• REQUEST: Count how many lines of the data include "provide". The answer is that number and nothing else.

• GIVEN DATA:
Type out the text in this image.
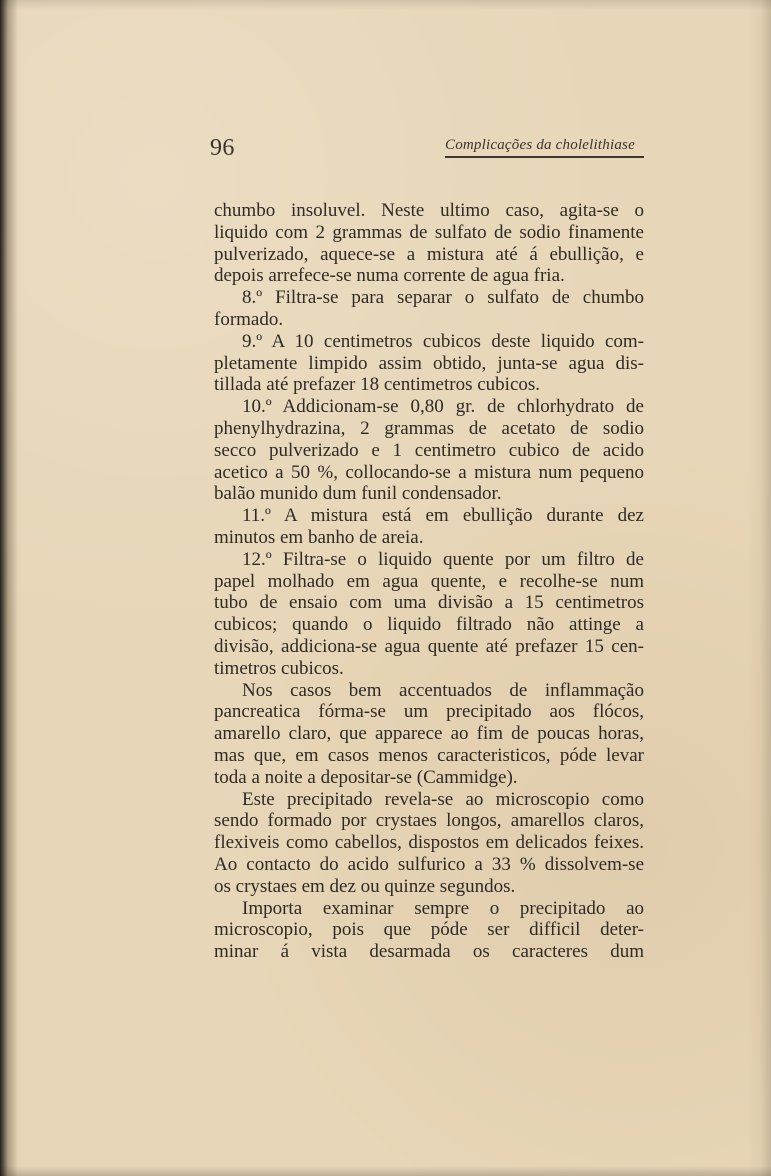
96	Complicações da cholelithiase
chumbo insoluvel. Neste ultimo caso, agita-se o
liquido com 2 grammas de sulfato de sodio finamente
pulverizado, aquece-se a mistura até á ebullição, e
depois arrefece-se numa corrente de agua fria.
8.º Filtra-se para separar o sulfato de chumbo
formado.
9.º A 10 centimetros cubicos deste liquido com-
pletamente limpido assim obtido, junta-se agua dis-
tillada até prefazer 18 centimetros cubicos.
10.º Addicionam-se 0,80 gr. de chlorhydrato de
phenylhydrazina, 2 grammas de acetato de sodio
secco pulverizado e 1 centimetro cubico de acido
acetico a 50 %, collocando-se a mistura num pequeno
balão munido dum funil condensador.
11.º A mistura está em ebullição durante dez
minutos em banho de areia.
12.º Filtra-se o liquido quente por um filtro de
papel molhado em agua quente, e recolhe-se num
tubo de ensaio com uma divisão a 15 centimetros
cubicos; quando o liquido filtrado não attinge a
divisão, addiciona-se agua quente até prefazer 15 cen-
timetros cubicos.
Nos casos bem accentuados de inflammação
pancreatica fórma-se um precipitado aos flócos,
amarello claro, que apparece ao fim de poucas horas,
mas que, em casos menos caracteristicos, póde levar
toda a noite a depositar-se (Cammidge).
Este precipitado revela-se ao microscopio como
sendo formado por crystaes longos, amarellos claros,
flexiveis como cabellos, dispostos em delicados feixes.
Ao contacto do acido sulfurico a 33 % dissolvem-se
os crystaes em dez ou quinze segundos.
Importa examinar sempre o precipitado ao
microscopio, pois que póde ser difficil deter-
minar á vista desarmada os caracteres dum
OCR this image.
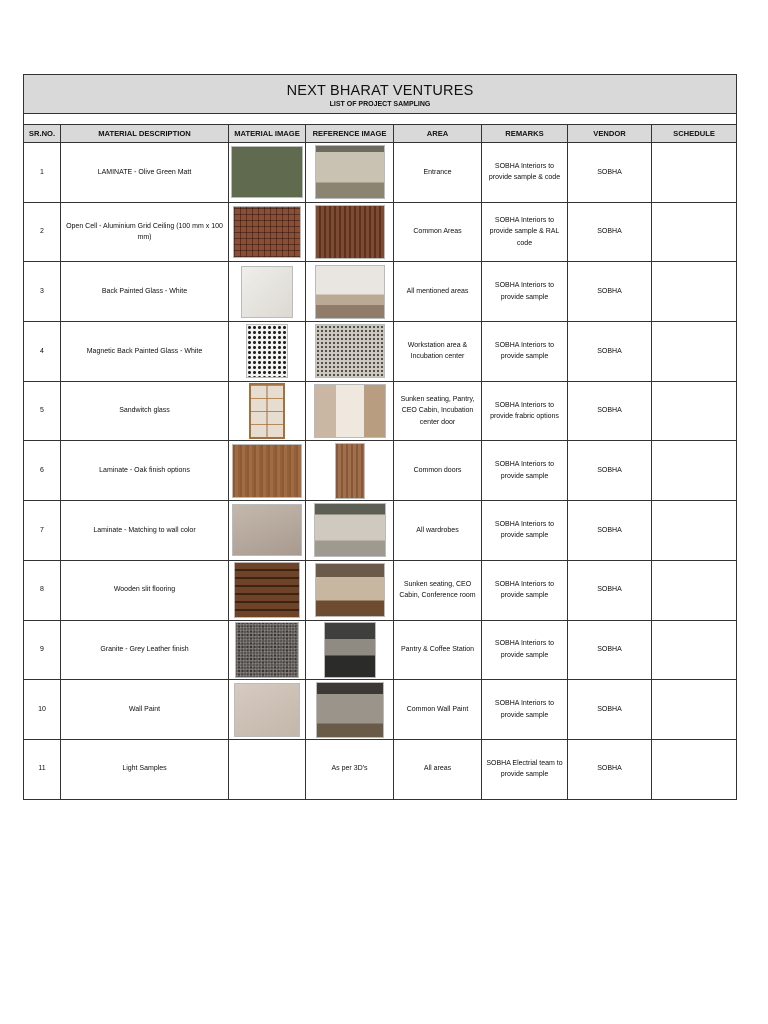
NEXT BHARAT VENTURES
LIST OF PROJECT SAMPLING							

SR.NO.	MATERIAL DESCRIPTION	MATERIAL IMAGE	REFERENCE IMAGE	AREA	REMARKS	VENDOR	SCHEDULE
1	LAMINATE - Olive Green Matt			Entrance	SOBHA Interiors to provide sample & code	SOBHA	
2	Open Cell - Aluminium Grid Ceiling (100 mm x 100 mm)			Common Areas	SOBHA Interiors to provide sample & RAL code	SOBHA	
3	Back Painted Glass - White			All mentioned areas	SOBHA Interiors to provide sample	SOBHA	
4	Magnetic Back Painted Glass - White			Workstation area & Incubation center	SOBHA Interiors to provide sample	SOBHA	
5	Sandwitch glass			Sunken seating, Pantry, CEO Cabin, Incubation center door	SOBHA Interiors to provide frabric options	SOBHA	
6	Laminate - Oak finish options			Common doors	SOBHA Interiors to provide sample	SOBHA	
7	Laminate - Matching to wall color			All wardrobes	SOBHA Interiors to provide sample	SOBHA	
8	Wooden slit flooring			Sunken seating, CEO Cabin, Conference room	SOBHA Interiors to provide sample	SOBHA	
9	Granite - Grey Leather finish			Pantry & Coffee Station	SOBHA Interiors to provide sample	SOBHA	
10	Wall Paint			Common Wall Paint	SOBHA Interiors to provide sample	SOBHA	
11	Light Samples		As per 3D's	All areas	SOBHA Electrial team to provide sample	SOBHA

• SOLUTION: 11